[Dataset rows]
——————————
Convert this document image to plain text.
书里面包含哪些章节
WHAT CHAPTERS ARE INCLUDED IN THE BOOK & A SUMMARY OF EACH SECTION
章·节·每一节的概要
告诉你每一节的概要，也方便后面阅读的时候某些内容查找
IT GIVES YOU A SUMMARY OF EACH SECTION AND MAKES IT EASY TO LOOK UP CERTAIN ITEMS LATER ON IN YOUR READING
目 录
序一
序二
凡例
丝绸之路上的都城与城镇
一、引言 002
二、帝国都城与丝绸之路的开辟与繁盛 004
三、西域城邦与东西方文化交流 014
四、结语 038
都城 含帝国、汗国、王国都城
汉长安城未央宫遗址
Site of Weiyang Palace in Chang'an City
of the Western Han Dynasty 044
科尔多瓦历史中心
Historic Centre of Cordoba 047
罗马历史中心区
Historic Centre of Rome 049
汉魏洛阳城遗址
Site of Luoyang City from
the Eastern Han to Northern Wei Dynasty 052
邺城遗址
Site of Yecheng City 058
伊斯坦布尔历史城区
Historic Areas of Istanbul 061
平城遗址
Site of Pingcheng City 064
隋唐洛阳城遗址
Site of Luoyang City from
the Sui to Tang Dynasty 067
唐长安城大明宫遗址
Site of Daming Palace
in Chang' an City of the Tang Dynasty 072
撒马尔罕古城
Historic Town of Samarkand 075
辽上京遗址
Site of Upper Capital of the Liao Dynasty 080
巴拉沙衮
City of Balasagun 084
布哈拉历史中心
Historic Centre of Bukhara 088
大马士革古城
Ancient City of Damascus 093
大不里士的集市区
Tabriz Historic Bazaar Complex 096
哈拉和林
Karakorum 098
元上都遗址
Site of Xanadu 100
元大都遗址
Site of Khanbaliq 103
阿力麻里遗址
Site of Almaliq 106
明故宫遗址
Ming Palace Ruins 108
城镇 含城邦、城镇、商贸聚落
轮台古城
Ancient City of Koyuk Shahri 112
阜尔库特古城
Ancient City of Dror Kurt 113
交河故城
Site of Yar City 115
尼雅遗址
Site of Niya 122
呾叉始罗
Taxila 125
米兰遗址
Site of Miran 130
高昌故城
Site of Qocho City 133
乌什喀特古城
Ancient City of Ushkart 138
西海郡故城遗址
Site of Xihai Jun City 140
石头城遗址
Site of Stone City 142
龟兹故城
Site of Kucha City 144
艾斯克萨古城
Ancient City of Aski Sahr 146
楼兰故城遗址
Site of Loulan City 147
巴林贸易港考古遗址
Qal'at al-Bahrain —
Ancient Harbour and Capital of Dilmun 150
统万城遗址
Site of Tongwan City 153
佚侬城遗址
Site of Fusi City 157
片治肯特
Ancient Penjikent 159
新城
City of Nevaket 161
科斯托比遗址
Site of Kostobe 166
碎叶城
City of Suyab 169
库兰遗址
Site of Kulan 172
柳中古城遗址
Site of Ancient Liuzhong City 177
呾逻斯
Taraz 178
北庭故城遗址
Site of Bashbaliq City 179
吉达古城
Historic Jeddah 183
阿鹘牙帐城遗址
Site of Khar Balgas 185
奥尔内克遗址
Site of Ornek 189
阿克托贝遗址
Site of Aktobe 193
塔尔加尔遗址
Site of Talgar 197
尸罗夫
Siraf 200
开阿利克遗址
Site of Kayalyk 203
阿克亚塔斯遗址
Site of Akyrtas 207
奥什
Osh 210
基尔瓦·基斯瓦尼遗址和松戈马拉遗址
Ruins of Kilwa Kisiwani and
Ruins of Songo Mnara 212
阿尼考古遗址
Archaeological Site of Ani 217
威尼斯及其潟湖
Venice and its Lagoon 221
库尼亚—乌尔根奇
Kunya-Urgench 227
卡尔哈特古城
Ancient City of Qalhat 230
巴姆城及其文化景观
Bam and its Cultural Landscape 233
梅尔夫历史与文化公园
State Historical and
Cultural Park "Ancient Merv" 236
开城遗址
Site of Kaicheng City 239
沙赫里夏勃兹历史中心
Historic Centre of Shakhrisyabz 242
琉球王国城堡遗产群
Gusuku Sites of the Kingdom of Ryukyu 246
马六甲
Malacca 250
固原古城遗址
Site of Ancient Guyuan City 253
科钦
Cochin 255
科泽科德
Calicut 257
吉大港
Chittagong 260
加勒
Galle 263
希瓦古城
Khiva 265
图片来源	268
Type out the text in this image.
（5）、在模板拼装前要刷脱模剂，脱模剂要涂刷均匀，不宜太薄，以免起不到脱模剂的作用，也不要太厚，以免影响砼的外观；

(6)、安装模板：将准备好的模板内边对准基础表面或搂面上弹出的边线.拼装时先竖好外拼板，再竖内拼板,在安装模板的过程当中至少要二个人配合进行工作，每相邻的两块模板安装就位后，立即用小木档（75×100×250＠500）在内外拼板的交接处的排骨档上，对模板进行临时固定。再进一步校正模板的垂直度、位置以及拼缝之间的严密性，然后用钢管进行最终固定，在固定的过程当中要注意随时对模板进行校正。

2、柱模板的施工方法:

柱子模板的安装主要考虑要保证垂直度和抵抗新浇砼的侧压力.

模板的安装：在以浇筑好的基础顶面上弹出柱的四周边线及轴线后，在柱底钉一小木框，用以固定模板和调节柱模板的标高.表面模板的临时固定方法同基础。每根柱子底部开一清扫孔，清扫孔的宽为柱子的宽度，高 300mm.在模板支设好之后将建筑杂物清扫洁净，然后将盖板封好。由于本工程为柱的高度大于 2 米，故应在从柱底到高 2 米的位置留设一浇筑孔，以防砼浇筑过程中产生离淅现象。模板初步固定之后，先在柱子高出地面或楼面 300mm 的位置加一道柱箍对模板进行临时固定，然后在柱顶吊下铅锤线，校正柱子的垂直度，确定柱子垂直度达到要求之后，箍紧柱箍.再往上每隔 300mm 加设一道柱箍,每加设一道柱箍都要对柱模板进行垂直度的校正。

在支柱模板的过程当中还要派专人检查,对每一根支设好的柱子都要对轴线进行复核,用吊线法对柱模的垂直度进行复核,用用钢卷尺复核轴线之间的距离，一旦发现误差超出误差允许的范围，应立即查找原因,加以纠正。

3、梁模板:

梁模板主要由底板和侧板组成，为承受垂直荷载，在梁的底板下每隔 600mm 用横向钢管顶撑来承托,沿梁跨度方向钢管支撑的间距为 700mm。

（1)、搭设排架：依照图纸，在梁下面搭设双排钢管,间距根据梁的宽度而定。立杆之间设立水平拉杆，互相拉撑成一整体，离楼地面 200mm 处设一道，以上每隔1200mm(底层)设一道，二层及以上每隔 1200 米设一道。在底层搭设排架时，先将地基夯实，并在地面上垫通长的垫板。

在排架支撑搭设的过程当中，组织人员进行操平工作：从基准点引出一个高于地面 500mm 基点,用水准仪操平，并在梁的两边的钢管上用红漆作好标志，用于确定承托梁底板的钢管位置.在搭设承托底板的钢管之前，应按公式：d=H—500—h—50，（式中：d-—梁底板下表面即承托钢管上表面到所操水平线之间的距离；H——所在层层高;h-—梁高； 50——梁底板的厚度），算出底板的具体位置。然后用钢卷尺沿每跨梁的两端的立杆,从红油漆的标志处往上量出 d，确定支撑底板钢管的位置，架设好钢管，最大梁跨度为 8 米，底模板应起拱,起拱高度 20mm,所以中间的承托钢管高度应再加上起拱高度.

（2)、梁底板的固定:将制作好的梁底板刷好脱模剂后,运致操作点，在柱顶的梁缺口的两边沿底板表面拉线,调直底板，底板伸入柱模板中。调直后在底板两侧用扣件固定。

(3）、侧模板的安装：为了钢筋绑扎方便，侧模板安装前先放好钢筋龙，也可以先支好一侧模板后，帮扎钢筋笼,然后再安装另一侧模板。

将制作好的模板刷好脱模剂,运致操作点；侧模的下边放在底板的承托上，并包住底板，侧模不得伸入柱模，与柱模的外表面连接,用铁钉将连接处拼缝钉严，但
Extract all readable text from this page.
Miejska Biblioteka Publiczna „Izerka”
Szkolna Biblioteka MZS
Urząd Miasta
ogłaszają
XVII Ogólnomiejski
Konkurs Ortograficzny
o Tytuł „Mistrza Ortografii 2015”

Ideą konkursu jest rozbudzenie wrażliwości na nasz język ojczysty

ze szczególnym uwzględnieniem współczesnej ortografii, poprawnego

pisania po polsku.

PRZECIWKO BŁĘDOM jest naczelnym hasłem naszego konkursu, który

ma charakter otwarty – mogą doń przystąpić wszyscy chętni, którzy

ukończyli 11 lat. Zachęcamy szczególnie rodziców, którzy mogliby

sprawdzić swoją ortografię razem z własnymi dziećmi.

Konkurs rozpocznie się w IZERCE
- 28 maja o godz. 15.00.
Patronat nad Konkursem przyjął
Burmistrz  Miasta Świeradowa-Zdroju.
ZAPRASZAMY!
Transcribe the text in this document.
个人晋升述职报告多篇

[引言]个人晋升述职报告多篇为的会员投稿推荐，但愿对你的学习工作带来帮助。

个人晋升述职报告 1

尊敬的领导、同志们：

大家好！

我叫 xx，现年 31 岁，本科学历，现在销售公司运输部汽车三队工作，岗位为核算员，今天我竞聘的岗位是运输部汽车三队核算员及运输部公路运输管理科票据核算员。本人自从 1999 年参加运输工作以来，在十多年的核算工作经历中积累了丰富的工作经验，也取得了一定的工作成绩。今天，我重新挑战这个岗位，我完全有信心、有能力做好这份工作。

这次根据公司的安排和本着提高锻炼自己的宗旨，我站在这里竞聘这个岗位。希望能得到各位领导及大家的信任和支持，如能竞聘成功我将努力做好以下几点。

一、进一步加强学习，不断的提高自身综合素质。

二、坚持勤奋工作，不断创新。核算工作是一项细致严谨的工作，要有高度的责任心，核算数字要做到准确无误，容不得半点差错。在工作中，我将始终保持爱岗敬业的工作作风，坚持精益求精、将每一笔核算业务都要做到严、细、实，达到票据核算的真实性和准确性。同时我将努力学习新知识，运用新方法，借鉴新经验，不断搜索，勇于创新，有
——————————
## What to produce
Copy, character for character, the lines from the line that holds "Extract all readable text from this page." through the final line of the records above.

## Task answer
Extract all readable text from this page.
Miejska Biblioteka Publiczna „Izerka”
Szkolna Biblioteka MZS
Urząd Miasta
ogłaszają
XVII Ogólnomiejski
Konkurs Ortograficzny
o Tytuł „Mistrza Ortografii 2015”

Ideą konkursu jest rozbudzenie wrażliwości na nasz język ojczysty

ze szczególnym uwzględnieniem współczesnej ortografii, poprawnego

pisania po polsku.

PRZECIWKO BŁĘDOM jest naczelnym hasłem naszego konkursu, który

ma charakter otwarty – mogą doń przystąpić wszyscy chętni, którzy

ukończyli 11 lat. Zachęcamy szczególnie rodziców, którzy mogliby

sprawdzić swoją ortografię razem z własnymi dziećmi.

Konkurs rozpocznie się w IZERCE
- 28 maja o godz. 15.00.
Patronat nad Konkursem przyjął
Burmistrz  Miasta Świeradowa-Zdroju.
ZAPRASZAMY!
Transcribe the text in this document.
个人晋升述职报告多篇

[引言]个人晋升述职报告多篇为的会员投稿推荐，但愿对你的学习工作带来帮助。

个人晋升述职报告 1

尊敬的领导、同志们：

大家好！

我叫 xx，现年 31 岁，本科学历，现在销售公司运输部汽车三队工作，岗位为核算员，今天我竞聘的岗位是运输部汽车三队核算员及运输部公路运输管理科票据核算员。本人自从 1999 年参加运输工作以来，在十多年的核算工作经历中积累了丰富的工作经验，也取得了一定的工作成绩。今天，我重新挑战这个岗位，我完全有信心、有能力做好这份工作。

这次根据公司的安排和本着提高锻炼自己的宗旨，我站在这里竞聘这个岗位。希望能得到各位领导及大家的信任和支持，如能竞聘成功我将努力做好以下几点。

一、进一步加强学习，不断的提高自身综合素质。

二、坚持勤奋工作，不断创新。核算工作是一项细致严谨的工作，要有高度的责任心，核算数字要做到准确无误，容不得半点差错。在工作中，我将始终保持爱岗敬业的工作作风，坚持精益求精、将每一笔核算业务都要做到严、细、实，达到票据核算的真实性和准确性。同时我将努力学习新知识，运用新方法，借鉴新经验，不断搜索，勇于创新，有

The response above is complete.